Let us have a closer look at the relations of the different spaces we are dealing with in terms of their embeddings. We rely on the characterizations (19), (20), and (21) collected in Theorem 9. Furthermore, one can show in the same way that a function f with (18) belongs to the Hölder-Zygmund space \(B^{1/2}_{\infty ,\infty }(I)\) if, and only if,

$$\begin{aligned} \sup _{j\in \mathbb {N}_0}\sup _{m=0,\ldots ,2^{j}-1}|\lambda _{j,m}|<\infty . \end{aligned}$$

(28)

One can use (28) to recover the well known fact that the Wiener paths almost surely do not belong to \(B^{1/2}_{\infty ,\infty }(I).\) Indeed, the supremum of \(2^j\) independent standard Gaussian variables grows asymptotically as \(\sqrt{j}\), cf. also Lemma 27(ii), which violates (28). Furthermore, (20), (21), and (28) show that

$$\begin{aligned} B^{1/2}_{\infty ,\infty }(I)\hookrightarrow B^{1/2}_{{\Phi _2},\infty }(I)\hookrightarrow B^{1/2}_{p,\infty }(I). \end{aligned}$$

To compare the spaces \(B^{1/2}_{{\Phi _2},\infty }(I)\) and \(B^{1/2,1/2}_{\infty ,\infty }(I)\) we estimate for every \(j\in \mathbb {N}\)

$$\begin{aligned} \frac{1}{\sqrt{j}}\cdot \sup _{m=0,\ldots ,2^{j}-1}|\lambda _{j,m}|&=\frac{1}{\sqrt{j}}\cdot \Vert \lambda _{j,\cdot }\Vert _\infty \le \frac{1}{\sqrt{j}}\cdot \Vert \lambda _{j,\cdot }\Vert _{j}= \frac{2}{\sqrt{j}}\,\Bigl (\sum _{m=0}^{2^j-1}2^{-j}|\lambda _{j,m}|^j\Bigr )^{1/j}\\&\le 2\sup _{p\ge 1}\frac{1}{\sqrt{p}}\,\Bigl (\sum _{m=0}^{2^j-1}2^{-j}|\lambda _{j,m}|^p\Bigr )^{1/p}. \end{aligned}$$

Therefore, \(B^{1/2}_{{\Phi _2},\infty }(I) \hookrightarrow B^{1/2,1/2}_{\infty ,\infty }(I)\) and the result of Ciesielski is an improvement over the result of P. Lévy, providing a strictly smaller space, which contains almost all Wiener paths.

- [MATERIAL]:
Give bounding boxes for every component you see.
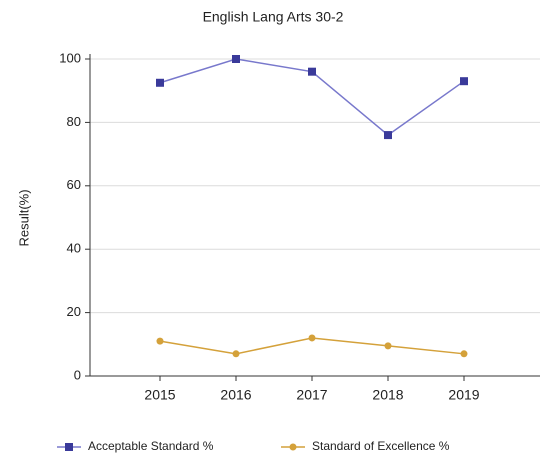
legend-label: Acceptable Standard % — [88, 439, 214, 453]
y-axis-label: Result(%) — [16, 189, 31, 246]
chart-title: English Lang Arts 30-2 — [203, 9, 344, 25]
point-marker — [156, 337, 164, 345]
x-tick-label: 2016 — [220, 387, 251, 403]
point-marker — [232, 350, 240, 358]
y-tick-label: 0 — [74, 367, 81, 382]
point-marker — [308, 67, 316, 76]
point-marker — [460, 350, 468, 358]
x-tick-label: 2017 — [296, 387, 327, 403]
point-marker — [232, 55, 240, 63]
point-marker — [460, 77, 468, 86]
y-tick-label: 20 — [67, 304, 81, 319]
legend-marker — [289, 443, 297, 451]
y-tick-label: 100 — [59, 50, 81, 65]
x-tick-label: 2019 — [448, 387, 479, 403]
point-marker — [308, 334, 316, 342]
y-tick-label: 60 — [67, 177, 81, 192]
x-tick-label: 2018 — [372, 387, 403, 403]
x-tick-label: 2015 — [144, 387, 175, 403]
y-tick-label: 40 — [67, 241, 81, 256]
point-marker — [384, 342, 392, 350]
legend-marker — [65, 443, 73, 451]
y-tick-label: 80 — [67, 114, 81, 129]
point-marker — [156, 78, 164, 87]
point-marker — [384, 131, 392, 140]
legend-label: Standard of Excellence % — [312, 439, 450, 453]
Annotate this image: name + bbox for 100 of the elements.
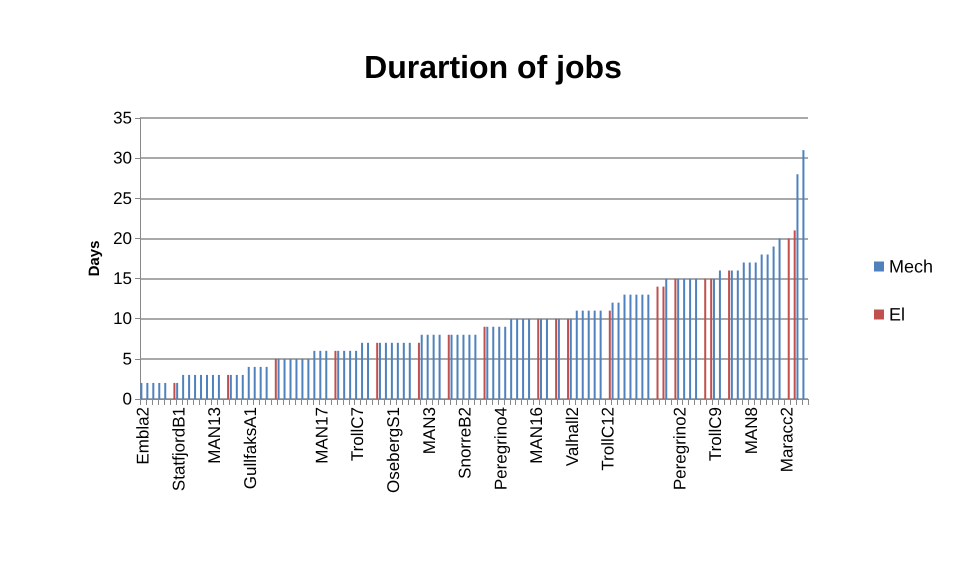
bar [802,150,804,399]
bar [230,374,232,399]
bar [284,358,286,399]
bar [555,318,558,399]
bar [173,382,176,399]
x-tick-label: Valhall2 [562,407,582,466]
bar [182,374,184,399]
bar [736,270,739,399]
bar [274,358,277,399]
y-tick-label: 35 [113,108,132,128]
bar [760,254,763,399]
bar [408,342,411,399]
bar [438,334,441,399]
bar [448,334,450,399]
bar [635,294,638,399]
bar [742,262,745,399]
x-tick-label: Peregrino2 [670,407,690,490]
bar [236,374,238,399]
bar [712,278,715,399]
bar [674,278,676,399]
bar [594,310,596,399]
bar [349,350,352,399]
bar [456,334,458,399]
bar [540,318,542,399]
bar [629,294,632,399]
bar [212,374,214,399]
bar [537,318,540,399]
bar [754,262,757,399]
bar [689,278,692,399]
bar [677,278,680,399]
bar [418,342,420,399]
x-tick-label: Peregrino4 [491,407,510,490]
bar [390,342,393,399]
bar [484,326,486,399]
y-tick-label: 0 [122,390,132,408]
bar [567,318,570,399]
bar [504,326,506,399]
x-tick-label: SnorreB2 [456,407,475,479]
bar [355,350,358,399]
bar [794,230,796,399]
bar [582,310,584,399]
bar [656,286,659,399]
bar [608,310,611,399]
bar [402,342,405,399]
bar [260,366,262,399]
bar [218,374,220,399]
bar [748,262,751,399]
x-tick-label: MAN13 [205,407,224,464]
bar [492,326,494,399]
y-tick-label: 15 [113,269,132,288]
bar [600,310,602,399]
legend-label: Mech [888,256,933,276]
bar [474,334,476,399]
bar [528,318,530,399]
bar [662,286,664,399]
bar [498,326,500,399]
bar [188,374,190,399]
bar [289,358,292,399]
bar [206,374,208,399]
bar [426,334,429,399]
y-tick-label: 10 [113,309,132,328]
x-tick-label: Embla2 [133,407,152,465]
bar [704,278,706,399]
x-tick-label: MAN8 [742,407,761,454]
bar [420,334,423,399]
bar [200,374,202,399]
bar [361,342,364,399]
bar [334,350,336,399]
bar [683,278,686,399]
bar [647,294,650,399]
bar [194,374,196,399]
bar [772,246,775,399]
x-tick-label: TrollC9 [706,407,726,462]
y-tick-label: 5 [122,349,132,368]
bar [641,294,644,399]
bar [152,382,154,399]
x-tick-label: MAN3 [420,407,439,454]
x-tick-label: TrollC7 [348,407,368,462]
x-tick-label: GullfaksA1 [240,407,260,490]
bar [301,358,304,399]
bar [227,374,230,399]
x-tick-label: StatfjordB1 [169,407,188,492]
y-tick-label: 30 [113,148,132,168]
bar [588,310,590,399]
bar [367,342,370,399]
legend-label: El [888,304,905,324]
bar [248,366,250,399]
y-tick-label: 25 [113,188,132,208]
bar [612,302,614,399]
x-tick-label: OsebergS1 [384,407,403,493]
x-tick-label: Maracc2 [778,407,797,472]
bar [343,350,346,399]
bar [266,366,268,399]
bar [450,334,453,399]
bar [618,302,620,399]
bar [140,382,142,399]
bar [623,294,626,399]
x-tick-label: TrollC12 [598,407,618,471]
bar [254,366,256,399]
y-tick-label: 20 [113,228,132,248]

--

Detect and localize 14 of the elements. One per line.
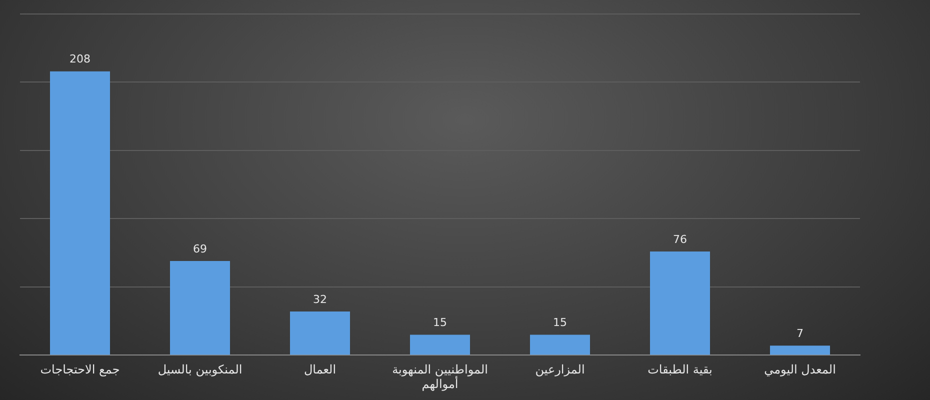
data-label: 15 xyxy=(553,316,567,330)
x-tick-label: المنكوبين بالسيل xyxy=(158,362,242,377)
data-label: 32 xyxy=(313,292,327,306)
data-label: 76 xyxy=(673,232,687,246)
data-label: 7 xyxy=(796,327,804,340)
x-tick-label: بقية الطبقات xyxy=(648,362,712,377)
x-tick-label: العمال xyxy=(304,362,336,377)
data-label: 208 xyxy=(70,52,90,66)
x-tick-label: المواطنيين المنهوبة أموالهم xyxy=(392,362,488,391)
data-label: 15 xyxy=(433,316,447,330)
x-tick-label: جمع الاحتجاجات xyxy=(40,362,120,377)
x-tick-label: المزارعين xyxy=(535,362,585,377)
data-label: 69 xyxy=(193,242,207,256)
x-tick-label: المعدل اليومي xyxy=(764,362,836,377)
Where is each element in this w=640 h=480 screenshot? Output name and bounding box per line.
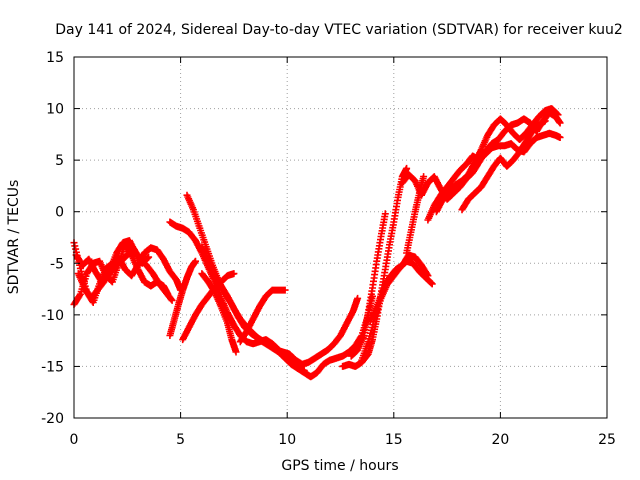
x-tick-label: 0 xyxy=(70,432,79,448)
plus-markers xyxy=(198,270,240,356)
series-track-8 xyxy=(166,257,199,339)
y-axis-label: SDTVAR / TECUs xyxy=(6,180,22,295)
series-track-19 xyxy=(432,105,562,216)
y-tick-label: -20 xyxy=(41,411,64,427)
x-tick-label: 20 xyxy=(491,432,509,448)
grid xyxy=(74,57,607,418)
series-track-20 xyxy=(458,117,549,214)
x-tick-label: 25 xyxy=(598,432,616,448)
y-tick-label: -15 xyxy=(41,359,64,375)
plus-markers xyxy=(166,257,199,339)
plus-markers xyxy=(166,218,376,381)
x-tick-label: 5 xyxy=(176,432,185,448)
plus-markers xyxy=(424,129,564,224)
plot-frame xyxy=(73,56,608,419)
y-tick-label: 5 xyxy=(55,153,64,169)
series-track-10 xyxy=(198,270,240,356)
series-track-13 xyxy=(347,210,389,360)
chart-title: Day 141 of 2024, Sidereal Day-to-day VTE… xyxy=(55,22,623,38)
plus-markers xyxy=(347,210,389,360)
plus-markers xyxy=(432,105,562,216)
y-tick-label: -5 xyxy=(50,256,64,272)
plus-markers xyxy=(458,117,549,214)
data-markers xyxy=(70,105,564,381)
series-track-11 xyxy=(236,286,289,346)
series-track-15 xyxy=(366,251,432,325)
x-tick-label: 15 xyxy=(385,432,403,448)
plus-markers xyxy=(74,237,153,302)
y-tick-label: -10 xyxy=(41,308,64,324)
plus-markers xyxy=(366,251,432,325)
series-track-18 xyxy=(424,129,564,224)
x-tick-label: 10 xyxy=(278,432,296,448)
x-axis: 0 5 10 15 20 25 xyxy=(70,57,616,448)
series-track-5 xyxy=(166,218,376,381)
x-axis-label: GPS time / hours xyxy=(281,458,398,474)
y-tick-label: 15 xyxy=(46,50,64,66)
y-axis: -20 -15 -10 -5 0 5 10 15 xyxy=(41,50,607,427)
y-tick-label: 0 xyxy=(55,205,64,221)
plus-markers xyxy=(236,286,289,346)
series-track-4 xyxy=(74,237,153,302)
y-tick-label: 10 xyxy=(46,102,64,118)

- [JOB 1]:
List every parenthesized equation number that the passage on Wiener paths refers to.
- [JOB 2]:
Answer these questions from the passage on Wiener paths:
(a) Which theorem collects the characterizations (19), (20), and (21)?
(b) How does the supremum of \(2^j\) independent standard Gaussian variables grow asymptotically?
(c) Whose result is described as an improvement over the result of P. Lévy?

- [FINISHED ANSWER 1]:
(18), (19), (20), (21), (28)

- [FINISHED ANSWER 2]:
(a) Theorem 9
(b) As \(\sqrt{j}\)
(c) Ciesielski's